Repeat the entire listing exactly.

##############################

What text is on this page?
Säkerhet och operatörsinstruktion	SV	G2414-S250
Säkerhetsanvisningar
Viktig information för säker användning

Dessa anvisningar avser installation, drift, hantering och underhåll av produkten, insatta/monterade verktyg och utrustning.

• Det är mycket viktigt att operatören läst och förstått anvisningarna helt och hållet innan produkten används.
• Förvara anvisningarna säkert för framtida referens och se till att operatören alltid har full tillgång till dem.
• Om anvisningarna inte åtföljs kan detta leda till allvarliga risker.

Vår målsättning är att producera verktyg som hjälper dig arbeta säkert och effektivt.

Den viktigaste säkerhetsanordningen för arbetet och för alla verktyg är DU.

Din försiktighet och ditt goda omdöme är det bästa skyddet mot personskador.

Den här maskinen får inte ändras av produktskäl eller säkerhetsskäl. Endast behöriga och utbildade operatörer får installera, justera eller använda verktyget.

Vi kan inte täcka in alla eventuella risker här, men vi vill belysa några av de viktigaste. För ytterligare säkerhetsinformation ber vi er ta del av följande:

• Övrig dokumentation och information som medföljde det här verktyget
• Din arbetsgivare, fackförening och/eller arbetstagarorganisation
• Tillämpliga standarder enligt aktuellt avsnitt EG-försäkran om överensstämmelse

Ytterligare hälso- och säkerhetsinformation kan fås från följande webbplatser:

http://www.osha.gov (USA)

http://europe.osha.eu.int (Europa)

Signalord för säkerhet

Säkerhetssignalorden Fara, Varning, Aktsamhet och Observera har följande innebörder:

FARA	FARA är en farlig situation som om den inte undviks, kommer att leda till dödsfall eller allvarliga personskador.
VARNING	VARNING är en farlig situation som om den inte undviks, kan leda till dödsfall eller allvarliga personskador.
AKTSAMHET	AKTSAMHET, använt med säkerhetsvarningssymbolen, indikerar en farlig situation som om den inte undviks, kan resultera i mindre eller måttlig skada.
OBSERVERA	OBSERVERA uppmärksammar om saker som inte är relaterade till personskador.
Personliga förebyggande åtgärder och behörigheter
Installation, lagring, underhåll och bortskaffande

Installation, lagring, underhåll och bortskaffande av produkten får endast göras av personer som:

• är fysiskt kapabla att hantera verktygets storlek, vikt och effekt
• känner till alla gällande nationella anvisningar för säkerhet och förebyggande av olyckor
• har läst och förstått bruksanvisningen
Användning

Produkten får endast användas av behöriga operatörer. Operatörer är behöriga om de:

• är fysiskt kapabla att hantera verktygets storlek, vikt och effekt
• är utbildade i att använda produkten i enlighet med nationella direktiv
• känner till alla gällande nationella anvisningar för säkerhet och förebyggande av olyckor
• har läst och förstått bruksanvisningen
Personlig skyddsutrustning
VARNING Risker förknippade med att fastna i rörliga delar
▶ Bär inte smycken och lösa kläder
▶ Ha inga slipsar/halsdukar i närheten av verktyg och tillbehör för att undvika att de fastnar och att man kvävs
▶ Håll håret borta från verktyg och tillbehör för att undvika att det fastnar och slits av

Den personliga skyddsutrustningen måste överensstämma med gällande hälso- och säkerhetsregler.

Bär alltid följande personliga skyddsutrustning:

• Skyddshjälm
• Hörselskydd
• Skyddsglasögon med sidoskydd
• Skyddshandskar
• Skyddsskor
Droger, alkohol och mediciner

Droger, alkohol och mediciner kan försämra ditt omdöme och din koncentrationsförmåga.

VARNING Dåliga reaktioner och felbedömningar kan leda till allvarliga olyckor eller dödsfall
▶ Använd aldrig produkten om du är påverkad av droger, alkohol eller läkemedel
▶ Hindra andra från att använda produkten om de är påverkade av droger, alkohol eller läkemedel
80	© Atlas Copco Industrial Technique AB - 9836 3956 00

##############################

• [Task output]:
What text is on this page?
Säkerhet och operatörsinstruktion	SV	G2414-S250
Säkerhetsanvisningar
Viktig information för säker användning

Dessa anvisningar avser installation, drift, hantering och underhåll av produkten, insatta/monterade verktyg och utrustning.

• Det är mycket viktigt att operatören läst och förstått anvisningarna helt och hållet innan produkten används.
• Förvara anvisningarna säkert för framtida referens och se till att operatören alltid har full tillgång till dem.
• Om anvisningarna inte åtföljs kan detta leda till allvarliga risker.

Vår målsättning är att producera verktyg som hjälper dig arbeta säkert och effektivt.

Den viktigaste säkerhetsanordningen för arbetet och för alla verktyg är DU.

Din försiktighet och ditt goda omdöme är det bästa skyddet mot personskador.

Den här maskinen får inte ändras av produktskäl eller säkerhetsskäl. Endast behöriga och utbildade operatörer får installera, justera eller använda verktyget.

Vi kan inte täcka in alla eventuella risker här, men vi vill belysa några av de viktigaste. För ytterligare säkerhetsinformation ber vi er ta del av följande:

• Övrig dokumentation och information som medföljde det här verktyget
• Din arbetsgivare, fackförening och/eller arbetstagarorganisation
• Tillämpliga standarder enligt aktuellt avsnitt EG-försäkran om överensstämmelse

Ytterligare hälso- och säkerhetsinformation kan fås från följande webbplatser:

http://www.osha.gov (USA)

http://europe.osha.eu.int (Europa)

Signalord för säkerhet

Säkerhetssignalorden Fara, Varning, Aktsamhet och Observera har följande innebörder:

FARA	FARA är en farlig situation som om den inte undviks, kommer att leda till dödsfall eller allvarliga personskador.
VARNING	VARNING är en farlig situation som om den inte undviks, kan leda till dödsfall eller allvarliga personskador.
AKTSAMHET	AKTSAMHET, använt med säkerhetsvarningssymbolen, indikerar en farlig situation som om den inte undviks, kan resultera i mindre eller måttlig skada.
OBSERVERA	OBSERVERA uppmärksammar om saker som inte är relaterade till personskador.
Personliga förebyggande åtgärder och behörigheter
Installation, lagring, underhåll och bortskaffande

Installation, lagring, underhåll och bortskaffande av produkten får endast göras av personer som:

• är fysiskt kapabla att hantera verktygets storlek, vikt och effekt
• känner till alla gällande nationella anvisningar för säkerhet och förebyggande av olyckor
• har läst och förstått bruksanvisningen
Användning

Produkten får endast användas av behöriga operatörer. Operatörer är behöriga om de:

• är fysiskt kapabla att hantera verktygets storlek, vikt och effekt
• är utbildade i att använda produkten i enlighet med nationella direktiv
• känner till alla gällande nationella anvisningar för säkerhet och förebyggande av olyckor
• har läst och förstått bruksanvisningen
Personlig skyddsutrustning
VARNING Risker förknippade med att fastna i rörliga delar
▶ Bär inte smycken och lösa kläder
▶ Ha inga slipsar/halsdukar i närheten av verktyg och tillbehör för att undvika att de fastnar och att man kvävs
▶ Håll håret borta från verktyg och tillbehör för att undvika att det fastnar och slits av

Den personliga skyddsutrustningen måste överensstämma med gällande hälso- och säkerhetsregler.

Bär alltid följande personliga skyddsutrustning:

• Skyddshjälm
• Hörselskydd
• Skyddsglasögon med sidoskydd
• Skyddshandskar
• Skyddsskor
Droger, alkohol och mediciner

Droger, alkohol och mediciner kan försämra ditt omdöme och din koncentrationsförmåga.

VARNING Dåliga reaktioner och felbedömningar kan leda till allvarliga olyckor eller dödsfall
▶ Använd aldrig produkten om du är påverkad av droger, alkohol eller läkemedel
▶ Hindra andra från att använda produkten om de är påverkade av droger, alkohol eller läkemedel
80	© Atlas Copco Industrial Technique AB - 9836 3956 00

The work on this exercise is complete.